__LISTING__
-*-*-

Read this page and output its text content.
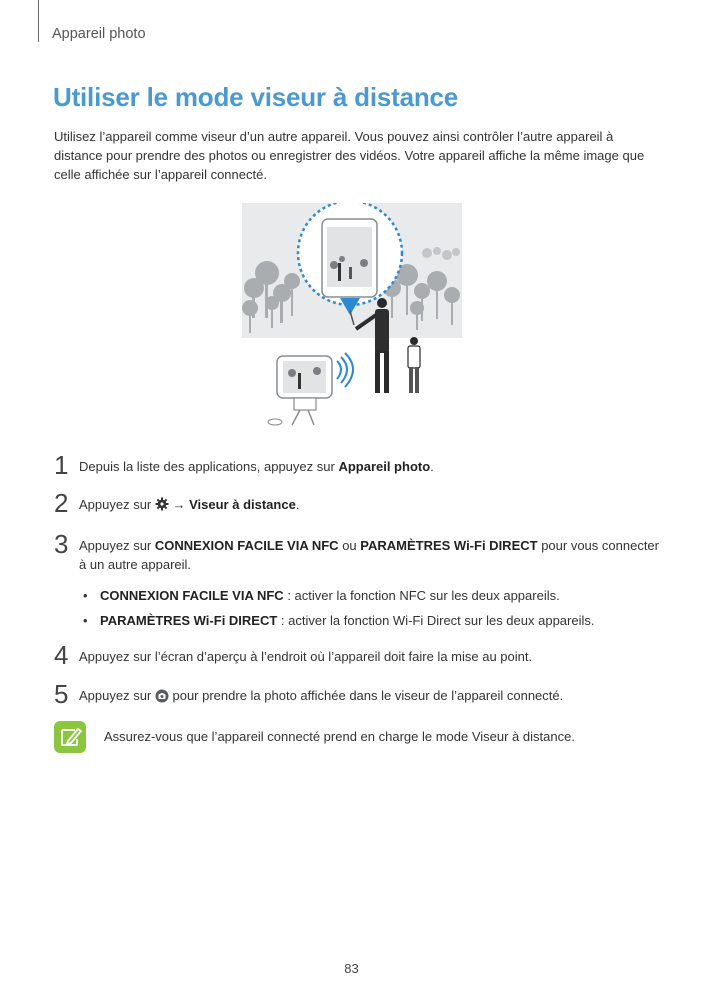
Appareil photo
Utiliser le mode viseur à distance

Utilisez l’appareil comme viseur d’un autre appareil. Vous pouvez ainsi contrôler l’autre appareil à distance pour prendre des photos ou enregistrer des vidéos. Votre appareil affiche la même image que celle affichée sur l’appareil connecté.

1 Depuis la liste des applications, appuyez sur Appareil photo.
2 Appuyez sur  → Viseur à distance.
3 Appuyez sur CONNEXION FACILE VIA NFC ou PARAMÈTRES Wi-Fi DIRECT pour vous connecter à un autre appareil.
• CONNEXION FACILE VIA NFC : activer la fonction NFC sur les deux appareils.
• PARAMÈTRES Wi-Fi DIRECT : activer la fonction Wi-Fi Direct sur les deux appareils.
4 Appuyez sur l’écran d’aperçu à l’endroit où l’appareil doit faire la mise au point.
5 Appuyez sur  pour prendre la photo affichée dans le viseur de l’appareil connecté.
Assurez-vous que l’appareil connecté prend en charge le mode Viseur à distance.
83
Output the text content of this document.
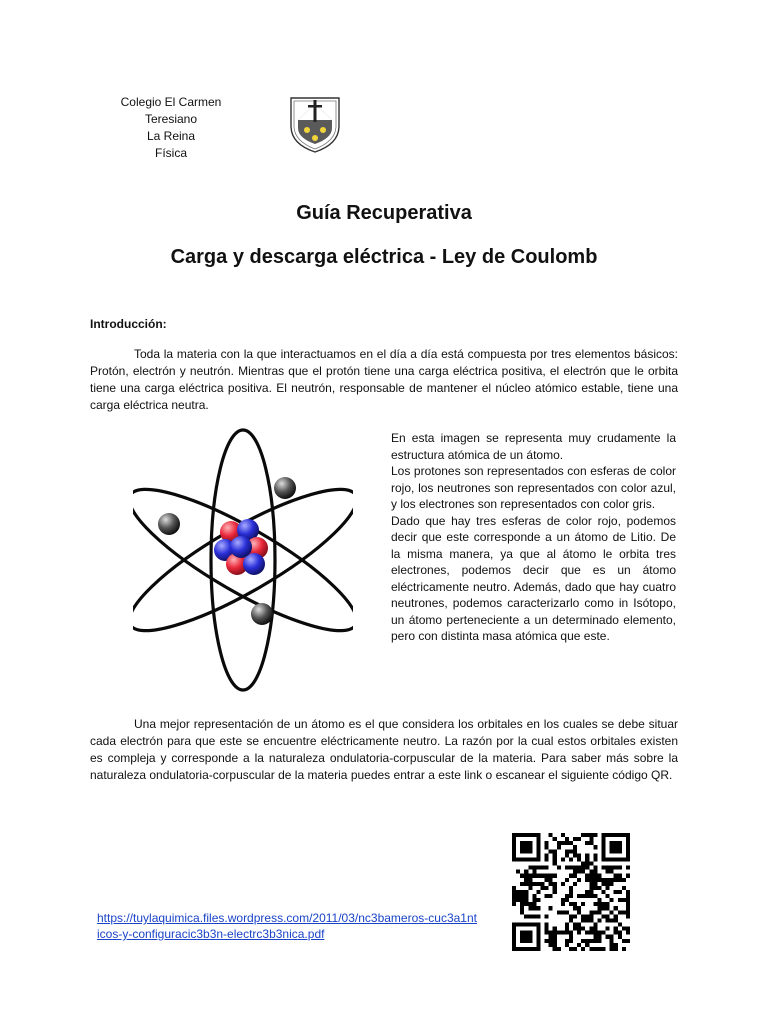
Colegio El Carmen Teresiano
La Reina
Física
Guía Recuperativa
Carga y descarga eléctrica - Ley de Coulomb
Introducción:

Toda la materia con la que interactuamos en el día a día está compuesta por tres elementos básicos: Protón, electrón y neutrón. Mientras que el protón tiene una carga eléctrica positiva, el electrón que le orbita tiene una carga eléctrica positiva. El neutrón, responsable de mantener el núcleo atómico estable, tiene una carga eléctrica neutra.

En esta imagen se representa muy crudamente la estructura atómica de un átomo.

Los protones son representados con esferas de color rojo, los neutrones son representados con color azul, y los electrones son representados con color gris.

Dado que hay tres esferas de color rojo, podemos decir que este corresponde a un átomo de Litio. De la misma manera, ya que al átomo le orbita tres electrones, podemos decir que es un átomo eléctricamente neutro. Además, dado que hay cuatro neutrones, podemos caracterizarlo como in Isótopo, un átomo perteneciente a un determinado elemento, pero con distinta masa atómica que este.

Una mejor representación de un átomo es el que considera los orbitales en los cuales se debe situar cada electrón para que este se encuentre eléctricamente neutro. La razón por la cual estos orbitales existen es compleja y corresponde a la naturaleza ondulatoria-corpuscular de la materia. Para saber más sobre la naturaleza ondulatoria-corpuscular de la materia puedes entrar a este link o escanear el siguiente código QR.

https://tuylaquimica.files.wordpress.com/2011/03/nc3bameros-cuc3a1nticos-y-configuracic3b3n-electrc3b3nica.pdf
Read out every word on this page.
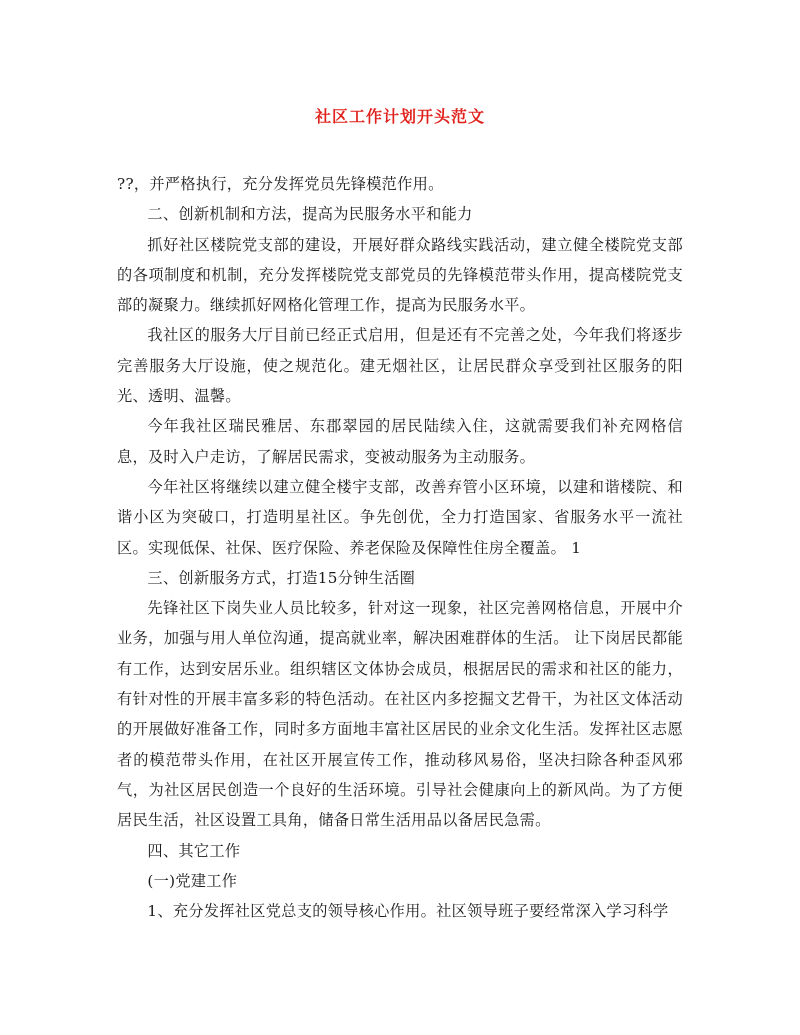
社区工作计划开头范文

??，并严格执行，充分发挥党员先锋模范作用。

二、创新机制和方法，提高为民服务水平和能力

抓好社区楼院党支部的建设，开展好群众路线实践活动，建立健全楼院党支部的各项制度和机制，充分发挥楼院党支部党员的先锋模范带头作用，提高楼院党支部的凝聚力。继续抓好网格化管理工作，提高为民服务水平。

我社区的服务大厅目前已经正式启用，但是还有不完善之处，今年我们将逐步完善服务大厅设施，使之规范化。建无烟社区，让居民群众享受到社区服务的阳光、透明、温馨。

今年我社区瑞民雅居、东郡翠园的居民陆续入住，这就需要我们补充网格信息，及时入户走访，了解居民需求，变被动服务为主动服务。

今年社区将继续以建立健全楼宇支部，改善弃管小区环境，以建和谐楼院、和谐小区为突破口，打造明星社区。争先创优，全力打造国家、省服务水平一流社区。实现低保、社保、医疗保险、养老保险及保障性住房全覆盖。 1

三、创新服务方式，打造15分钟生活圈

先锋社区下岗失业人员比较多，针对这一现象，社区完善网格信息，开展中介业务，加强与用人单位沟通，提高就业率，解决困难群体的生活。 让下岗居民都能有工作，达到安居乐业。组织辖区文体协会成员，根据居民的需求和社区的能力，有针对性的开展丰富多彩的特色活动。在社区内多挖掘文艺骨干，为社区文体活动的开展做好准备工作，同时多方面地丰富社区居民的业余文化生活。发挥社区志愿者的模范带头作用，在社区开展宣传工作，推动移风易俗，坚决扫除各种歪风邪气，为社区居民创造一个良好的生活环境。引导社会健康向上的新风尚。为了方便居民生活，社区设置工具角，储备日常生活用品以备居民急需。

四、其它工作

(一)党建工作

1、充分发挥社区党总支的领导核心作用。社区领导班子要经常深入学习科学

-*-*-

__STATED EXERCISE__
The entries above should be reproduced exactly, without their pictures.

__COMPLETE OUTPUT__
Read this page and output its text content.
Appareil photo
Utiliser le mode viseur à distance

Utilisez l’appareil comme viseur d’un autre appareil. Vous pouvez ainsi contrôler l’autre appareil à distance pour prendre des photos ou enregistrer des vidéos. Votre appareil affiche la même image que celle affichée sur l’appareil connecté.

1 Depuis la liste des applications, appuyez sur Appareil photo.
2 Appuyez sur  → Viseur à distance.
3 Appuyez sur CONNEXION FACILE VIA NFC ou PARAMÈTRES Wi-Fi DIRECT pour vous connecter à un autre appareil.
• CONNEXION FACILE VIA NFC : activer la fonction NFC sur les deux appareils.
• PARAMÈTRES Wi-Fi DIRECT : activer la fonction Wi-Fi Direct sur les deux appareils.
4 Appuyez sur l’écran d’aperçu à l’endroit où l’appareil doit faire la mise au point.
5 Appuyez sur  pour prendre la photo affichée dans le viseur de l’appareil connecté.
Assurez-vous que l’appareil connecté prend en charge le mode Viseur à distance.
83
Output the text content of this document.
Colegio El Carmen Teresiano
La Reina
Física
Guía Recuperativa
Carga y descarga eléctrica - Ley de Coulomb
Introducción:

Toda la materia con la que interactuamos en el día a día está compuesta por tres elementos básicos: Protón, electrón y neutrón. Mientras que el protón tiene una carga eléctrica positiva, el electrón que le orbita tiene una carga eléctrica positiva. El neutrón, responsable de mantener el núcleo atómico estable, tiene una carga eléctrica neutra.

En esta imagen se representa muy crudamente la estructura atómica de un átomo.

Los protones son representados con esferas de color rojo, los neutrones son representados con color azul, y los electrones son representados con color gris.

Dado que hay tres esferas de color rojo, podemos decir que este corresponde a un átomo de Litio. De la misma manera, ya que al átomo le orbita tres electrones, podemos decir que es un átomo eléctricamente neutro. Además, dado que hay cuatro neutrones, podemos caracterizarlo como in Isótopo, un átomo perteneciente a un determinado elemento, pero con distinta masa atómica que este.

Una mejor representación de un átomo es el que considera los orbitales en los cuales se debe situar cada electrón para que este se encuentre eléctricamente neutro. La razón por la cual estos orbitales existen es compleja y corresponde a la naturaleza ondulatoria-corpuscular de la materia. Para saber más sobre la naturaleza ondulatoria-corpuscular de la materia puedes entrar a este link o escanear el siguiente código QR.

https://tuylaquimica.files.wordpress.com/2011/03/nc3bameros-cuc3a1nticos-y-configuracic3b3n-electrc3b3nica.pdf
Read out every word on this page.
社区工作计划开头范文

??，并严格执行，充分发挥党员先锋模范作用。

二、创新机制和方法，提高为民服务水平和能力

抓好社区楼院党支部的建设，开展好群众路线实践活动，建立健全楼院党支部的各项制度和机制，充分发挥楼院党支部党员的先锋模范带头作用，提高楼院党支部的凝聚力。继续抓好网格化管理工作，提高为民服务水平。

我社区的服务大厅目前已经正式启用，但是还有不完善之处，今年我们将逐步完善服务大厅设施，使之规范化。建无烟社区，让居民群众享受到社区服务的阳光、透明、温馨。

今年我社区瑞民雅居、东郡翠园的居民陆续入住，这就需要我们补充网格信息，及时入户走访，了解居民需求，变被动服务为主动服务。

今年社区将继续以建立健全楼宇支部，改善弃管小区环境，以建和谐楼院、和谐小区为突破口，打造明星社区。争先创优，全力打造国家、省服务水平一流社区。实现低保、社保、医疗保险、养老保险及保障性住房全覆盖。 1

三、创新服务方式，打造15分钟生活圈

先锋社区下岗失业人员比较多，针对这一现象，社区完善网格信息，开展中介业务，加强与用人单位沟通，提高就业率，解决困难群体的生活。 让下岗居民都能有工作，达到安居乐业。组织辖区文体协会成员，根据居民的需求和社区的能力，有针对性的开展丰富多彩的特色活动。在社区内多挖掘文艺骨干，为社区文体活动的开展做好准备工作，同时多方面地丰富社区居民的业余文化生活。发挥社区志愿者的模范带头作用，在社区开展宣传工作，推动移风易俗，坚决扫除各种歪风邪气，为社区居民创造一个良好的生活环境。引导社会健康向上的新风尚。为了方便居民生活，社区设置工具角，储备日常生活用品以备居民急需。

四、其它工作

(一)党建工作

1、充分发挥社区党总支的领导核心作用。社区领导班子要经常深入学习科学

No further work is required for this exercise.